··· MATERIAL SHOWN ···

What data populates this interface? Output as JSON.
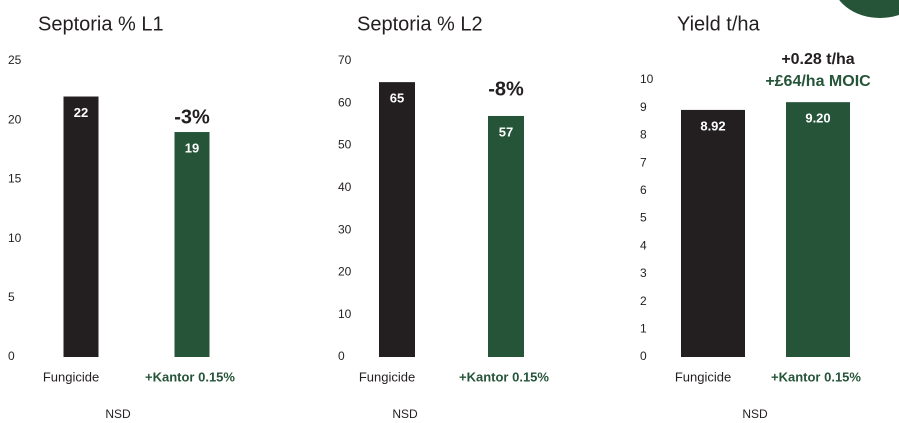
{
  "chart_data": [
    {
      "type": "bar",
      "title": "Septoria % L1",
      "categories": [
        "Fungicide",
        "+Kantor 0.15%"
      ],
      "values": [
        22,
        19
      ],
      "colors": [
        "#231f20",
        "#265439"
      ],
      "ylim": [
        0,
        25
      ],
      "yticks": [
        0,
        5,
        10,
        15,
        20,
        25
      ],
      "annotations": [
        "-3%"
      ],
      "footnote": "NSD"
    },
    {
      "type": "bar",
      "title": "Septoria % L2",
      "categories": [
        "Fungicide",
        "+Kantor 0.15%"
      ],
      "values": [
        65,
        57
      ],
      "colors": [
        "#231f20",
        "#265439"
      ],
      "ylim": [
        0,
        70
      ],
      "yticks": [
        0,
        10,
        20,
        30,
        40,
        50,
        60,
        70
      ],
      "annotations": [
        "-8%"
      ],
      "footnote": "NSD"
    },
    {
      "type": "bar",
      "title": "Yield t/ha",
      "categories": [
        "Fungicide",
        "+Kantor 0.15%"
      ],
      "values": [
        8.92,
        9.2
      ],
      "value_labels": [
        "8.92",
        "9.20"
      ],
      "colors": [
        "#231f20",
        "#265439"
      ],
      "ylim": [
        0,
        10
      ],
      "yticks": [
        0,
        1,
        2,
        3,
        4,
        5,
        6,
        7,
        8,
        9,
        10
      ],
      "annotations": [
        "+0.28 t/ha",
        "+£64/ha MOIC"
      ],
      "footnote": "NSD"
    }
  ]
}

···

— EXERCISE BRIEF —
Which lines contain "title"? Show each of them.

— COMPLETE OUTPUT —
      "title": "Septoria % L1",
      "title": "Septoria % L2",
      "title": "Yield t/ha",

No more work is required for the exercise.